** begin **

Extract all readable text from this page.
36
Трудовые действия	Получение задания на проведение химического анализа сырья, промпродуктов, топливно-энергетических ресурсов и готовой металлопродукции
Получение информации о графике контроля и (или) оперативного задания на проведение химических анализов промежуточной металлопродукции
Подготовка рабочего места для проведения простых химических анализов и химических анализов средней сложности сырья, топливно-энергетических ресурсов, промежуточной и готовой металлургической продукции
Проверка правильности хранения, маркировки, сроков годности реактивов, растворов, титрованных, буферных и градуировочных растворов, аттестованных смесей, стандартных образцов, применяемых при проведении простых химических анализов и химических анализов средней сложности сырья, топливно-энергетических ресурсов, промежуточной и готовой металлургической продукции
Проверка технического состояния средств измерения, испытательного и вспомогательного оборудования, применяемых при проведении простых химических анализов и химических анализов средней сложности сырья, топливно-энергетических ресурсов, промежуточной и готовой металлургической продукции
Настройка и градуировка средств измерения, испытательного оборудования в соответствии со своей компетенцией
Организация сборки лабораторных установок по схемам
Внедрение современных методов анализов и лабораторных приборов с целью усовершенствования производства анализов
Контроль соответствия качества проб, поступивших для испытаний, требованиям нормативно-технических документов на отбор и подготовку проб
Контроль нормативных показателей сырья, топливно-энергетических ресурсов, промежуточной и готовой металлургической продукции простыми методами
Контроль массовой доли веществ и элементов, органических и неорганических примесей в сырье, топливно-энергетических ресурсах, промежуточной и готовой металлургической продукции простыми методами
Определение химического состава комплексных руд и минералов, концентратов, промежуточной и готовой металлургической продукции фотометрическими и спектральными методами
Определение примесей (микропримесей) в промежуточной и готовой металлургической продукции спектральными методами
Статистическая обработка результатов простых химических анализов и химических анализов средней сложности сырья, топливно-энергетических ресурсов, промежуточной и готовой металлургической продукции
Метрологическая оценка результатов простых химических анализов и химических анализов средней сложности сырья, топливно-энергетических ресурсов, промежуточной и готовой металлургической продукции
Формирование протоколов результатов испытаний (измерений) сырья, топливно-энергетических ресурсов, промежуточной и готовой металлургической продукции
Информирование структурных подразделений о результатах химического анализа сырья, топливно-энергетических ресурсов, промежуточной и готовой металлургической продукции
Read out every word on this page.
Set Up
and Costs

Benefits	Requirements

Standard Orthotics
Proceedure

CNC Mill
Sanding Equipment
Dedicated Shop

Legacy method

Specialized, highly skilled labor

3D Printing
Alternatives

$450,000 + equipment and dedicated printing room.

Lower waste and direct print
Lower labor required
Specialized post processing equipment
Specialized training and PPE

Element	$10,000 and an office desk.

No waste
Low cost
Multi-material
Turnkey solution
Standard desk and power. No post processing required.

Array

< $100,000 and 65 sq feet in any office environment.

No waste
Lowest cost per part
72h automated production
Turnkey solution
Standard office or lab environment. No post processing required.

** end **

◆ EXERCISE TASK ◆
Where does the word "office" appear in the listing? List each line that holds it.

◆ ANSWER TO THIS PROBLEM ◆
Element	$10,000 and an office desk.
< $100,000 and 65 sq feet in any office environment.
Standard office or lab environment. No post processing required.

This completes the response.